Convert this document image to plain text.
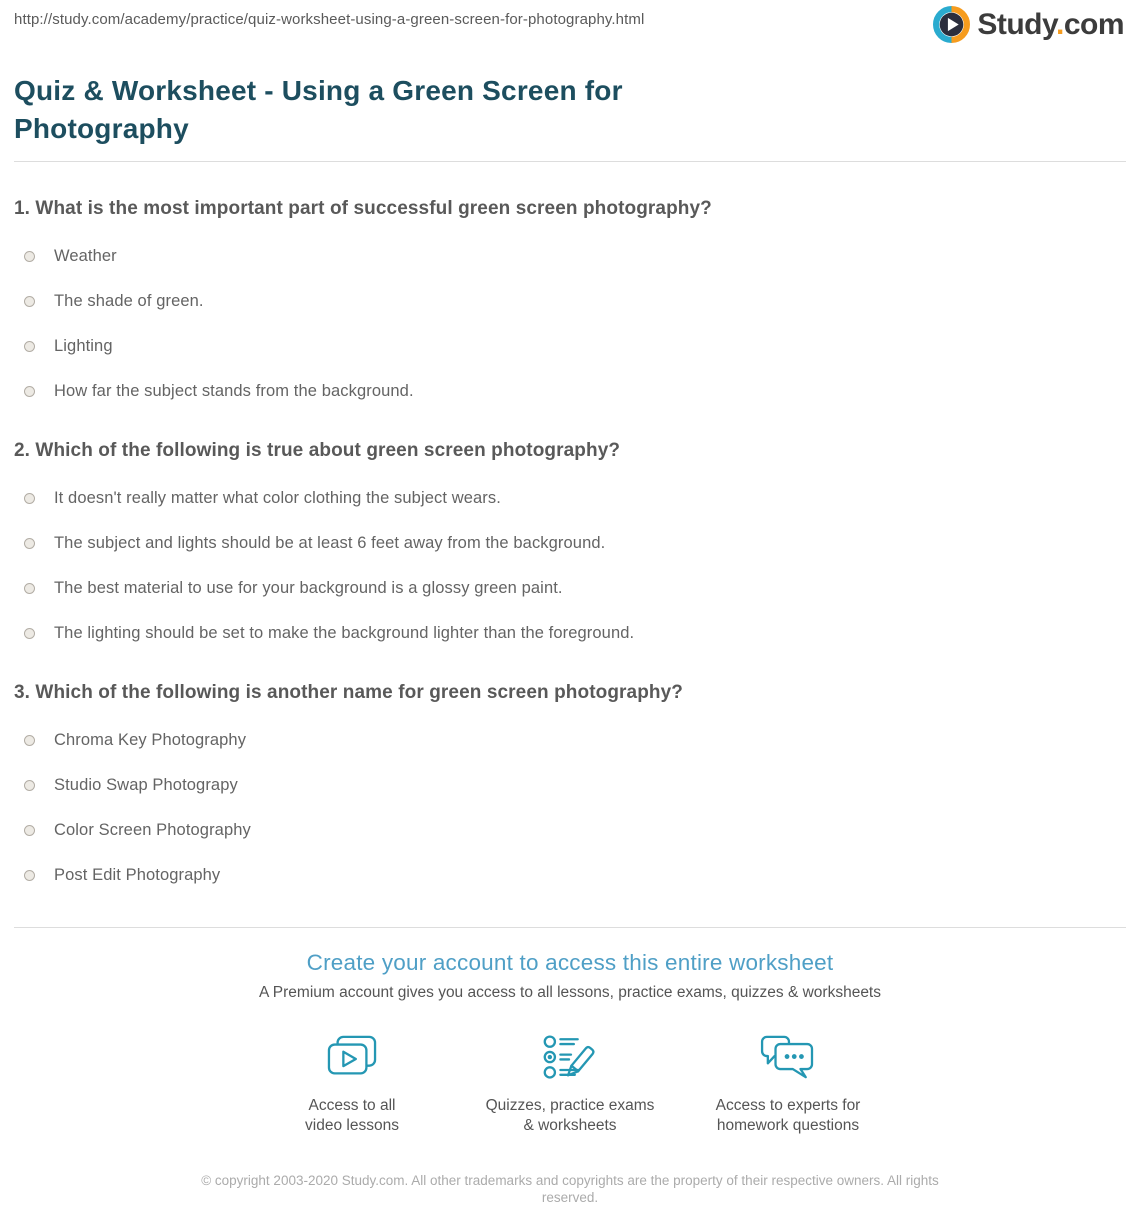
http://study.com/academy/practice/quiz-worksheet-using-a-green-screen-for-photography.html	Study.com
Quiz & Worksheet - Using a Green Screen for Photography
1. What is the most important part of successful green screen photography?
Weather
The shade of green.
Lighting
How far the subject stands from the background.
2. Which of the following is true about green screen photography?
It doesn't really matter what color clothing the subject wears.
The subject and lights should be at least 6 feet away from the background.
The best material to use for your background is a glossy green paint.
The lighting should be set to make the background lighter than the foreground.
3. Which of the following is another name for green screen photography?
Chroma Key Photography
Studio Swap Photograpy
Color Screen Photography
Post Edit Photography
Create your account to access this entire worksheet
A Premium account gives you access to all lessons, practice exams, quizzes & worksheets
Access to all
video lessons
Quizzes, practice exams
& worksheets
Access to experts for
homework questions
© copyright 2003-2020 Study.com. All other trademarks and copyrights are the property of their respective owners. All rights
reserved.
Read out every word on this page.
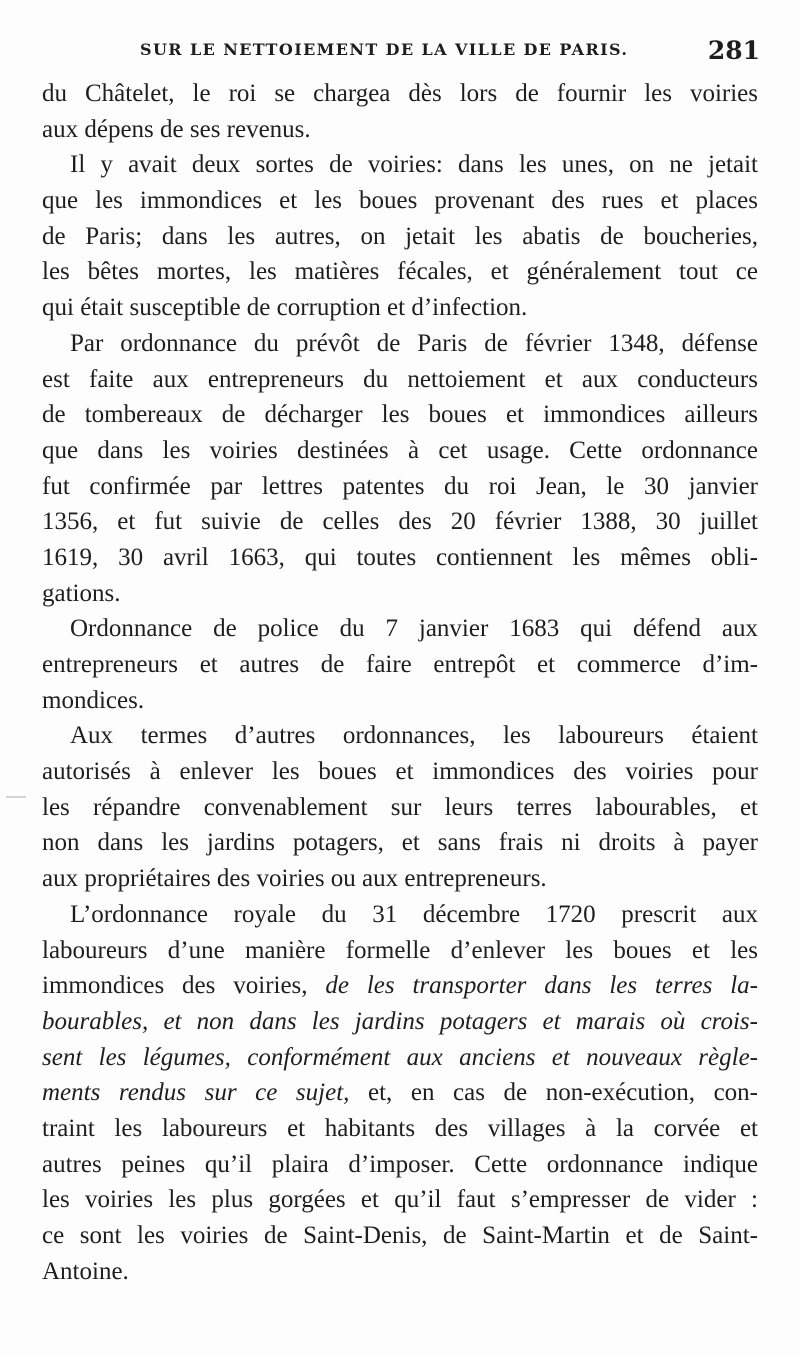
SUR LE NETTOIEMENT DE LA VILLE DE PARIS.	281
du Châtelet, le roi se chargea dès lors de fournir les voiries
aux dépens de ses revenus.
Il y avait deux sortes de voiries: dans les unes, on ne jetait
que les immondices et les boues provenant des rues et places
de Paris; dans les autres, on jetait les abatis de boucheries,
les bêtes mortes, les matières fécales, et généralement tout ce
qui était susceptible de corruption et d’infection.
Par ordonnance du prévôt de Paris de février 1348, défense
est faite aux entrepreneurs du nettoiement et aux conducteurs
de tombereaux de décharger les boues et immondices ailleurs
que dans les voiries destinées à cet usage. Cette ordonnance
fut confirmée par lettres patentes du roi Jean, le 30 janvier
1356, et fut suivie de celles des 20 février 1388, 30 juillet
1619, 30 avril 1663, qui toutes contiennent les mêmes obli-
gations.
Ordonnance de police du 7 janvier 1683 qui défend aux
entrepreneurs et autres de faire entrepôt et commerce d’im-
mondices.
Aux termes d’autres ordonnances, les laboureurs étaient
autorisés à enlever les boues et immondices des voiries pour
les répandre convenablement sur leurs terres labourables, et
non dans les jardins potagers, et sans frais ni droits à payer
aux propriétaires des voiries ou aux entrepreneurs.
L’ordonnance royale du 31 décembre 1720 prescrit aux
laboureurs d’une manière formelle d’enlever les boues et les
immondices des voiries, de les transporter dans les terres la-
bourables, et non dans les jardins potagers et marais où crois-
sent les légumes, conformément aux anciens et nouveaux règle-
ments rendus sur ce sujet, et, en cas de non-exécution, con-
traint les laboureurs et habitants des villages à la corvée et
autres peines qu’il plaira d’imposer. Cette ordonnance indique
les voiries les plus gorgées et qu’il faut s’empresser de vider :
ce sont les voiries de Saint-Denis, de Saint-Martin et de Saint-
Antoine.
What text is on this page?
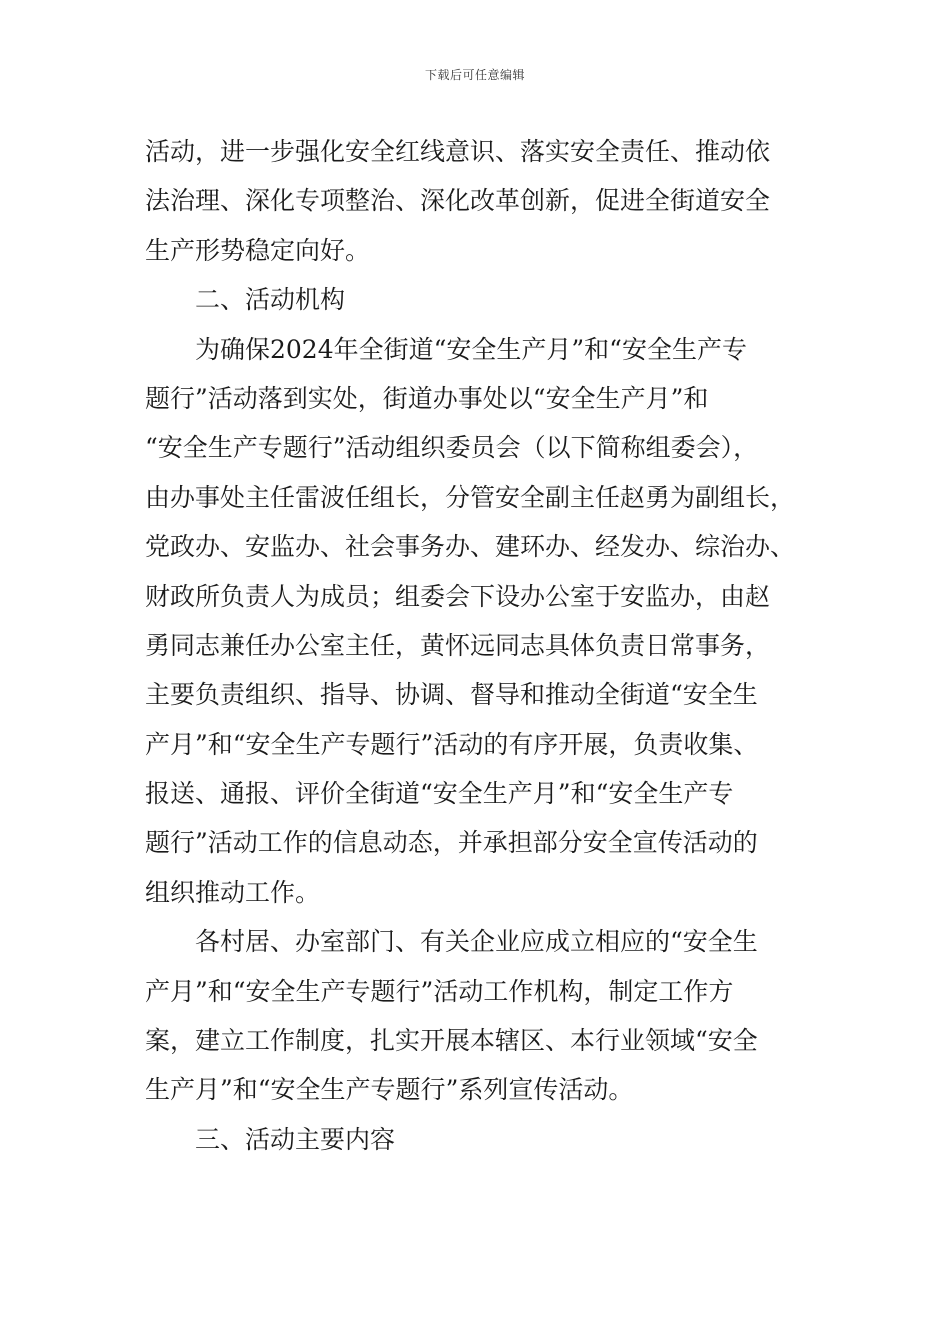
下载后可任意编辑
活动，进一步强化安全红线意识、落实安全责任、推动依
法治理、深化专项整治、深化改革创新，促进全街道安全
生产形势稳定向好。
二、活动机构
为确保2024年全街道“安全生产月”和“安全生产专
题行”活动落到实处，街道办事处以“安全生产月”和
“安全生产专题行”活动组织委员会（以下简称组委会），
由办事处主任雷波任组长，分管安全副主任赵勇为副组长，
党政办、安监办、社会事务办、建环办、经发办、综治办、
财政所负责人为成员；组委会下设办公室于安监办，由赵
勇同志兼任办公室主任，黄怀远同志具体负责日常事务，
主要负责组织、指导、协调、督导和推动全街道“安全生
产月”和“安全生产专题行”活动的有序开展，负责收集、
报送、通报、评价全街道“安全生产月”和“安全生产专
题行”活动工作的信息动态，并承担部分安全宣传活动的
组织推动工作。
各村居、办室部门、有关企业应成立相应的“安全生
产月”和“安全生产专题行”活动工作机构，制定工作方
案，建立工作制度，扎实开展本辖区、本行业领域“安全
生产月”和“安全生产专题行”系列宣传活动。
三、活动主要内容
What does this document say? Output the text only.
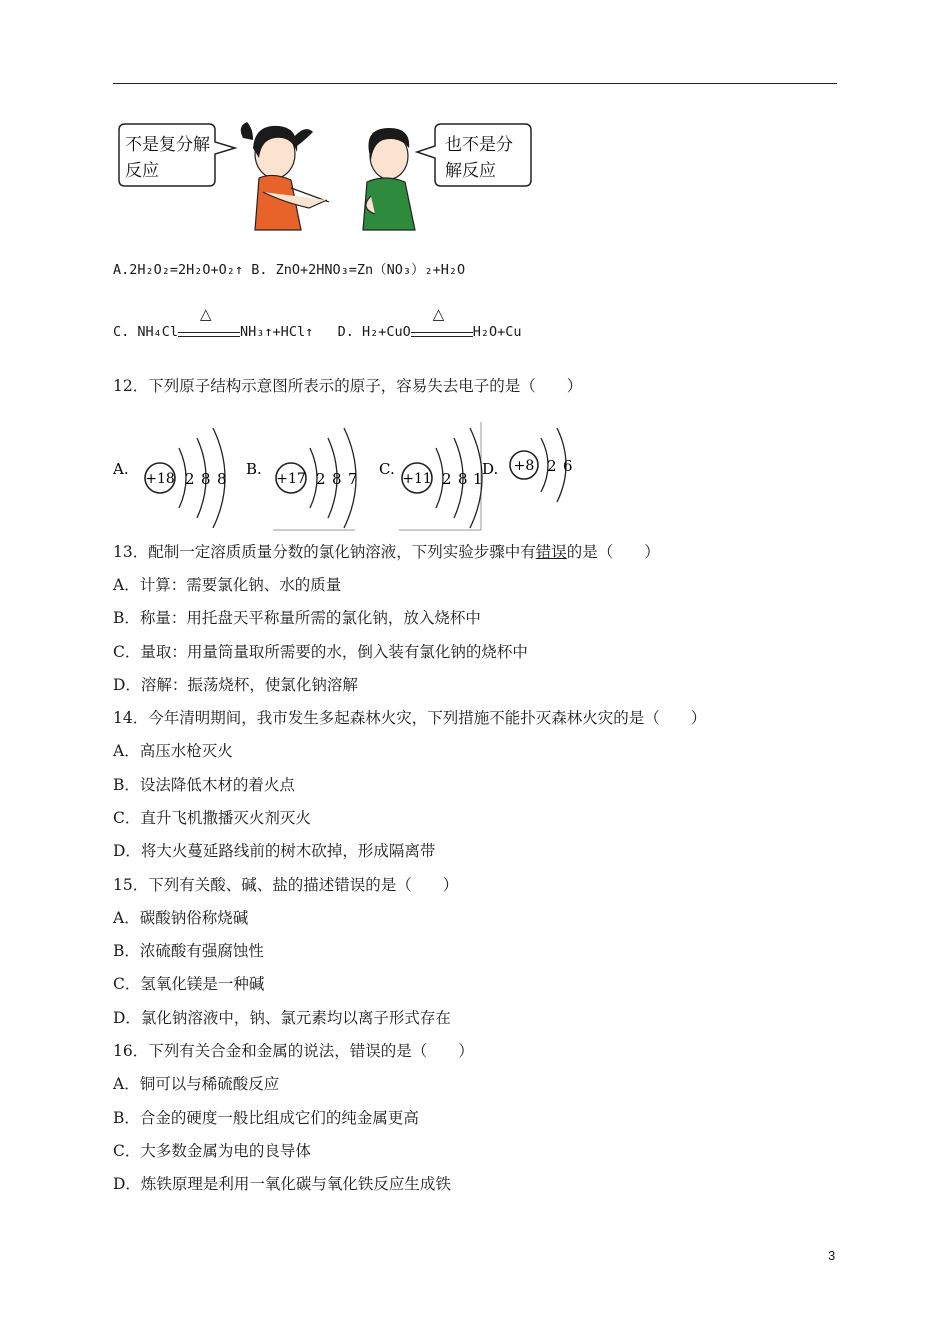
不是复分解
反应
也不是分
解反应
A.2H₂O₂=2H₂O+O₂↑ B. ZnO+2HNO₃=Zn（NO₃）₂+H₂O
C. NH₄Cl
△
NH₃↑+HCl↑ D. H₂+CuO
△
H₂O+Cu
12．下列原子结构示意图所表示的原子，容易失去电子的是（　　）
A.
+18 2 8 8
B.
+17 2 8 7
C.
+11 2 8 1
D. +8 2 6
13．配制一定溶质质量分数的氯化钠溶液，下列实验步骤中有错误的是（　　）
A．计算：需要氯化钠、水的质量
B．称量：用托盘天平称量所需的氯化钠，放入烧杯中
C．量取：用量筒量取所需要的水，倒入装有氯化钠的烧杯中
D．溶解：振荡烧杯，使氯化钠溶解
14．今年清明期间，我市发生多起森林火灾，下列措施不能扑灭森林火灾的是（　　）
A．高压水枪灭火
B．设法降低木材的着火点
C．直升飞机撒播灭火剂灭火
D．将大火蔓延路线前的树木砍掉，形成隔离带
15．下列有关酸、碱、盐的描述错误的是（　　）
A．碳酸钠俗称烧碱
B．浓硫酸有强腐蚀性
C．氢氧化镁是一种碱
D．氯化钠溶液中，钠、氯元素均以离子形式存在
16．下列有关合金和金属的说法，错误的是（　　）
A．铜可以与稀硫酸反应
B．合金的硬度一般比组成它们的纯金属更高
C．大多数金属为电的良导体
D．炼铁原理是利用一氧化碳与氧化铁反应生成铁
3
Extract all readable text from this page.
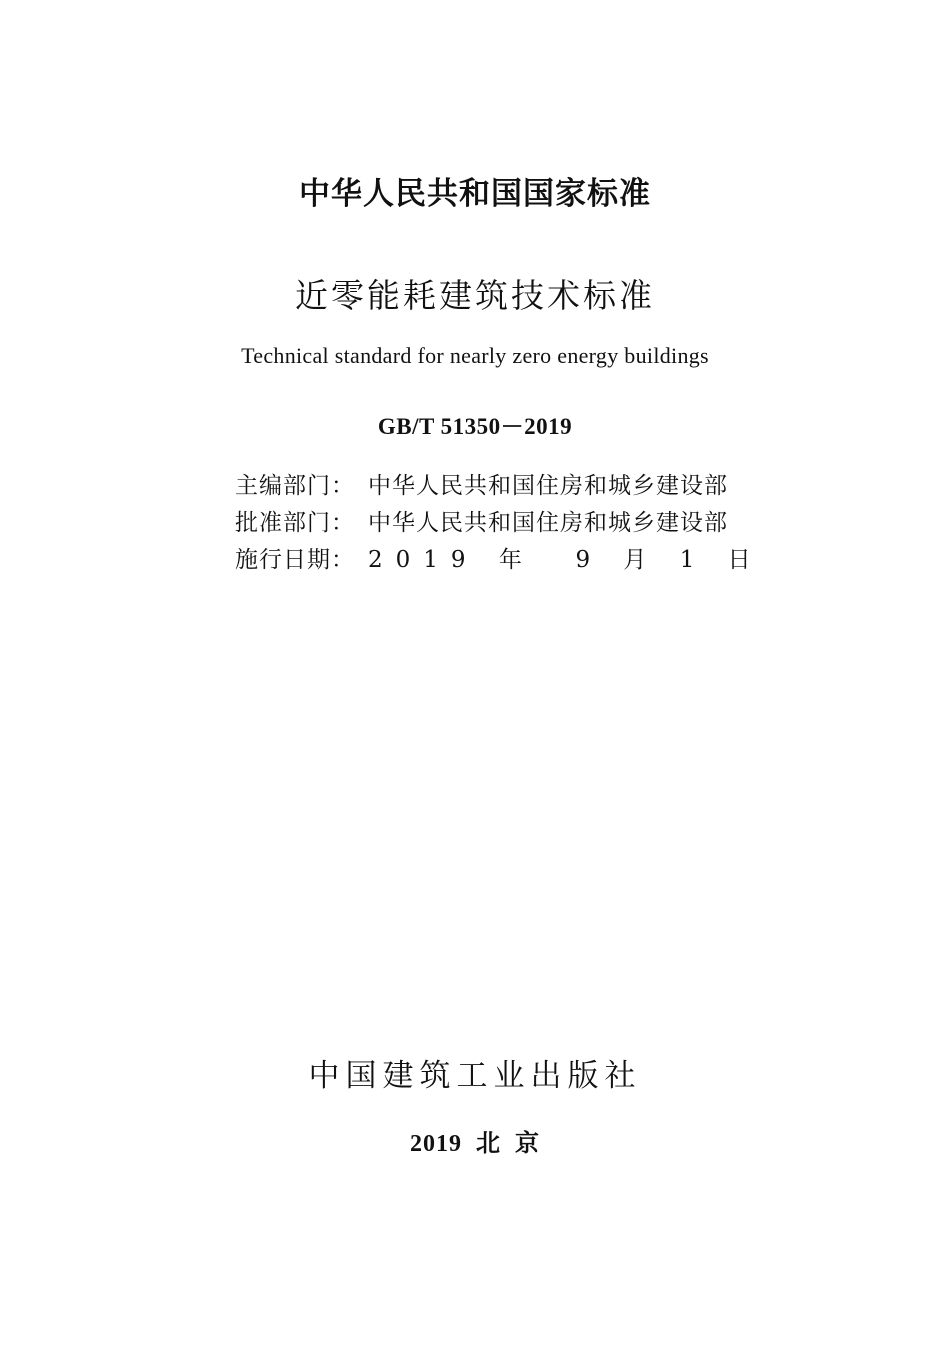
中华人民共和国国家标准
近零能耗建筑技术标准
Technical standard for nearly zero energy buildings
GB/T 51350－2019
主编部门： 中华人民共和国住房和城乡建设部
批准部门： 中华人民共和国住房和城乡建设部
施行日期： 2019 年  9 月 1 日
中国建筑工业出版社
2019  北  京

WHAT NEEDS TO BE DONE -> Filter for "your". Return all lines that hold it.

OUTPUT FOR THIS EXERCISE ->
The best material to use for your background is a glossy green paint.
Create your account to access this entire worksheet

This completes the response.